* Begin Provided material *
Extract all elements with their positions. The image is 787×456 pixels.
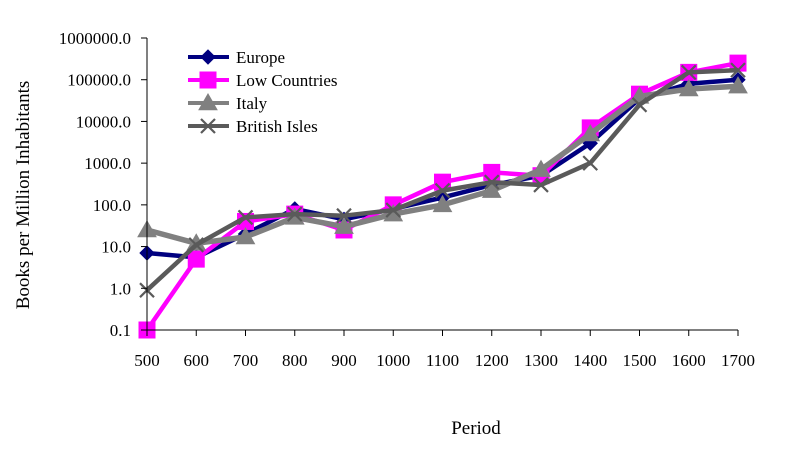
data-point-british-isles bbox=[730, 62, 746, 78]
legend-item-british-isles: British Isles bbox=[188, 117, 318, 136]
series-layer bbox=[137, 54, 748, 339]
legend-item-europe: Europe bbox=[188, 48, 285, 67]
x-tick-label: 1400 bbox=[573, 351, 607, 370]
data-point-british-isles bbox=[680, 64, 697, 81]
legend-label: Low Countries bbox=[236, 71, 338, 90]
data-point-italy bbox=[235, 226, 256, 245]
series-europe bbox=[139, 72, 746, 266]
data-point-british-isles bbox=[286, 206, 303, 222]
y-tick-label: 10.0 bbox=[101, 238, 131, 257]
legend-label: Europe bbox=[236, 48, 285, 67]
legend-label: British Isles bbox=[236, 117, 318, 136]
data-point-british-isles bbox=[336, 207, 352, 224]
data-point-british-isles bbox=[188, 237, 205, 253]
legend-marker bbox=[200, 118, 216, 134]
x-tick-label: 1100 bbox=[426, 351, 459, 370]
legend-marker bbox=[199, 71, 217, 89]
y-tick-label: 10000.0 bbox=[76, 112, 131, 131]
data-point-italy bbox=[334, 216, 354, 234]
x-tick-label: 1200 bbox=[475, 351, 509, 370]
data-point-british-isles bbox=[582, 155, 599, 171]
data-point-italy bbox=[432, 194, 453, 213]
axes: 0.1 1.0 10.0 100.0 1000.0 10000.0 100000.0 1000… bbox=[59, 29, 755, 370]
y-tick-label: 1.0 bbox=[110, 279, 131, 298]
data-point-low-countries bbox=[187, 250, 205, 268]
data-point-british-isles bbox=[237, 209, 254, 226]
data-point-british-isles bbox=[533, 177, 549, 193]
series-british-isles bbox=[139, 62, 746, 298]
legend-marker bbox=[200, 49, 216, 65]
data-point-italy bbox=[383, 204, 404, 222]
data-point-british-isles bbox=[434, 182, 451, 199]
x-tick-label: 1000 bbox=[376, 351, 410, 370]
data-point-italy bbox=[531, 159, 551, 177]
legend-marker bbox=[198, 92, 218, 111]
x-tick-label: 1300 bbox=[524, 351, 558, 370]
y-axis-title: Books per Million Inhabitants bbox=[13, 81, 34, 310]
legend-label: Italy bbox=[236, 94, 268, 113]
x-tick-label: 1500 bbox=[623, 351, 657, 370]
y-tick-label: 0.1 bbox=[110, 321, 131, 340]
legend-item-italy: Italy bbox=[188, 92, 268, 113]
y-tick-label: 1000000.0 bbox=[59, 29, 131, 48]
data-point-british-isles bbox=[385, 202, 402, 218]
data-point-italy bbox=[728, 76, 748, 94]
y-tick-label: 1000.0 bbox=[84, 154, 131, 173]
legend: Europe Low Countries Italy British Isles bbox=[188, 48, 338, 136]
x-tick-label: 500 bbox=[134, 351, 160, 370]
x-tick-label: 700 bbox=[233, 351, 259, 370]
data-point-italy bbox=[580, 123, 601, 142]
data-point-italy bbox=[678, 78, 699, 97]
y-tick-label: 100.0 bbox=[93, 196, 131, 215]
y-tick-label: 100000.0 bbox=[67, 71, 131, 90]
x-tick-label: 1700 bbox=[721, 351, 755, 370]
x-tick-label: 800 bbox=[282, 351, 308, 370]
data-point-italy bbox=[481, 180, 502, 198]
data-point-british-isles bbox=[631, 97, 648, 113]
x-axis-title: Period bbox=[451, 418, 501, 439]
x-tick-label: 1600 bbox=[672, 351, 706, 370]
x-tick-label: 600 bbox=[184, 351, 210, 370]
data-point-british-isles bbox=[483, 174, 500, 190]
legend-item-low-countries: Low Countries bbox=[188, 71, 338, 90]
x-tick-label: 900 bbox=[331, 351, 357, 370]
* End Provided material *
Rewrite the items above with "Period" changed to "Era" and everything else left as it is, but leave out the pictures.

§ Exercise response:
Extract all elements with their positions. The image is 787×456 pixels.
data-point-british-isles bbox=[730, 62, 746, 78]
legend-item-british-isles: British Isles bbox=[188, 117, 318, 136]
series-layer bbox=[137, 54, 748, 339]
legend-item-europe: Europe bbox=[188, 48, 285, 67]
x-tick-label: 1400 bbox=[573, 351, 607, 370]
data-point-british-isles bbox=[680, 64, 697, 81]
legend-label: Low Countries bbox=[236, 71, 338, 90]
data-point-italy bbox=[235, 226, 256, 245]
series-europe bbox=[139, 72, 746, 266]
data-point-british-isles bbox=[286, 206, 303, 222]
y-tick-label: 10.0 bbox=[101, 238, 131, 257]
legend-label: Europe bbox=[236, 48, 285, 67]
legend-label: British Isles bbox=[236, 117, 318, 136]
data-point-british-isles bbox=[336, 207, 352, 224]
data-point-british-isles bbox=[188, 237, 205, 253]
legend-marker bbox=[200, 118, 216, 134]
x-tick-label: 1100 bbox=[426, 351, 459, 370]
legend-marker bbox=[199, 71, 217, 89]
y-tick-label: 10000.0 bbox=[76, 112, 131, 131]
data-point-italy bbox=[334, 216, 354, 234]
x-tick-label: 1200 bbox=[475, 351, 509, 370]
data-point-british-isles bbox=[582, 155, 599, 171]
data-point-italy bbox=[432, 194, 453, 213]
axes: 0.1 1.0 10.0 100.0 1000.0 10000.0 100000.0 1000… bbox=[59, 29, 755, 370]
y-tick-label: 1.0 bbox=[110, 279, 131, 298]
data-point-low-countries bbox=[187, 250, 205, 268]
data-point-british-isles bbox=[237, 209, 254, 226]
data-point-british-isles bbox=[533, 177, 549, 193]
series-british-isles bbox=[139, 62, 746, 298]
legend-marker bbox=[200, 49, 216, 65]
data-point-italy bbox=[383, 204, 404, 222]
data-point-british-isles bbox=[434, 182, 451, 199]
x-tick-label: 1000 bbox=[376, 351, 410, 370]
data-point-italy bbox=[531, 159, 551, 177]
legend-marker bbox=[198, 92, 218, 111]
x-tick-label: 1300 bbox=[524, 351, 558, 370]
y-axis-title: Books per Million Inhabitants bbox=[13, 81, 34, 310]
legend-label: Italy bbox=[236, 94, 268, 113]
x-tick-label: 1500 bbox=[623, 351, 657, 370]
y-tick-label: 0.1 bbox=[110, 321, 131, 340]
legend-item-italy: Italy bbox=[188, 92, 268, 113]
y-tick-label: 1000000.0 bbox=[59, 29, 131, 48]
data-point-british-isles bbox=[385, 202, 402, 218]
data-point-italy bbox=[728, 76, 748, 94]
y-tick-label: 1000.0 bbox=[84, 154, 131, 173]
legend: Europe Low Countries Italy British Isles bbox=[188, 48, 338, 136]
x-tick-label: 500 bbox=[134, 351, 160, 370]
x-tick-label: 700 bbox=[233, 351, 259, 370]
data-point-italy bbox=[580, 123, 601, 142]
data-point-italy bbox=[678, 78, 699, 97]
y-tick-label: 100.0 bbox=[93, 196, 131, 215]
y-tick-label: 100000.0 bbox=[67, 71, 131, 90]
x-tick-label: 1700 bbox=[721, 351, 755, 370]
x-tick-label: 800 bbox=[282, 351, 308, 370]
data-point-italy bbox=[481, 180, 502, 198]
data-point-british-isles bbox=[631, 97, 648, 113]
x-axis-title: Era bbox=[451, 418, 501, 439]
x-tick-label: 1600 bbox=[672, 351, 706, 370]
x-tick-label: 600 bbox=[184, 351, 210, 370]
data-point-british-isles bbox=[483, 174, 500, 190]
legend-item-low-countries: Low Countries bbox=[188, 71, 338, 90]
x-tick-label: 900 bbox=[331, 351, 357, 370]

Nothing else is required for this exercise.